[START OF Given records]

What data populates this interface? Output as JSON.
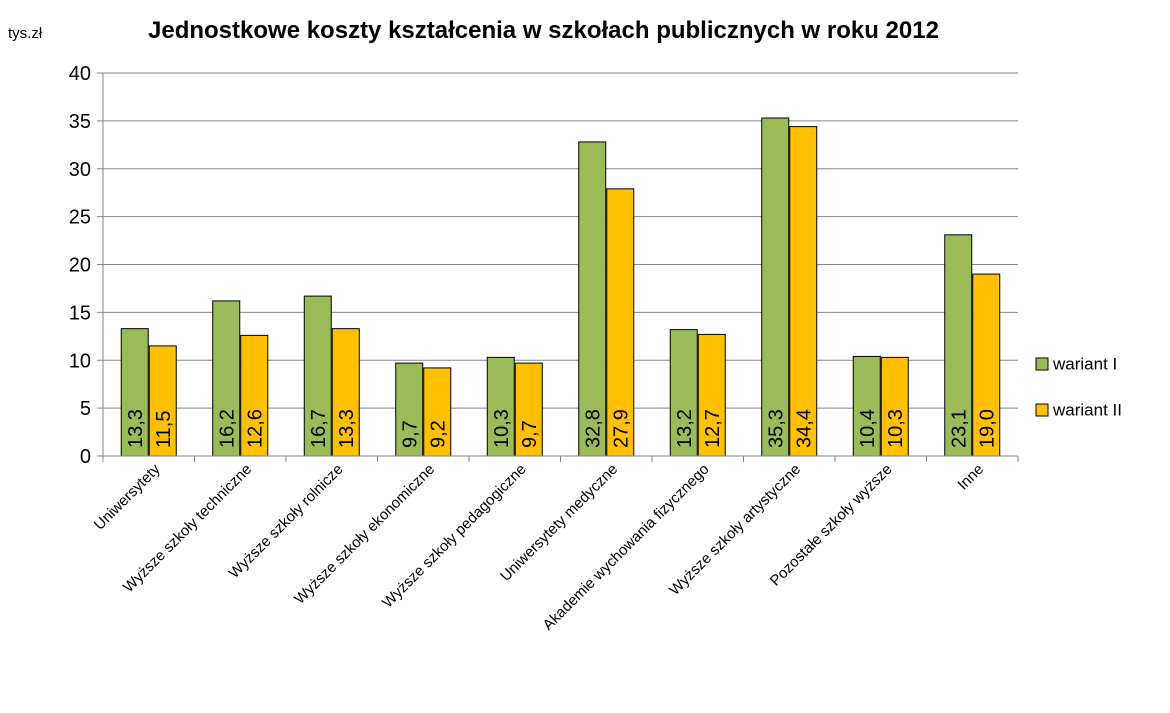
{
  "chart_data": {
    "type": "bar",
    "title": "Jednostkowe koszty kształcenia w szkołach publicznych w roku  2012",
    "ylabel": "tys.zł",
    "xlabel": "",
    "ylim": [
      0,
      40
    ],
    "yticks": [
      0,
      5,
      10,
      15,
      20,
      25,
      30,
      35,
      40
    ],
    "grid": true,
    "legend_position": "right",
    "categories": [
      "Uniwersytety",
      "Wyższe szkoły techniczne",
      "Wyższe szkoły rolnicze",
      "Wyższe szkoły ekonomiczne",
      "Wyższe szkoły pedagogiczne",
      "Uniwersytety medyczne",
      "Akademie wychowania fizycznego",
      "Wyższe szkoły artystyczne",
      "Pozostałe szkoły wyższe",
      "Inne"
    ],
    "series": [
      {
        "name": "wariant I",
        "color": "#9BBB59",
        "values": [
          13.3,
          16.2,
          16.7,
          9.7,
          10.3,
          32.8,
          13.2,
          35.3,
          10.4,
          23.1
        ],
        "labels": [
          "13,3",
          "16,2",
          "16,7",
          "9,7",
          "10,3",
          "32,8",
          "13,2",
          "35,3",
          "10,4",
          "23,1"
        ]
      },
      {
        "name": "wariant II",
        "color": "#FFC000",
        "values": [
          11.5,
          12.6,
          13.3,
          9.2,
          9.7,
          27.9,
          12.7,
          34.4,
          10.3,
          19.0
        ],
        "labels": [
          "11,5",
          "12,6",
          "13,3",
          "9,2",
          "9,7",
          "27,9",
          "12,7",
          "34,4",
          "10,3",
          "19,0"
        ]
      }
    ]
  }
}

[END OF Given records]

* Written task: Find each line with the string "szkoły" and copy it out.

* Solved problem:
      "Wyższe szkoły techniczne",
      "Wyższe szkoły rolnicze",
      "Wyższe szkoły ekonomiczne",
      "Wyższe szkoły pedagogiczne",
      "Wyższe szkoły artystyczne",
      "Pozostałe szkoły wyższe",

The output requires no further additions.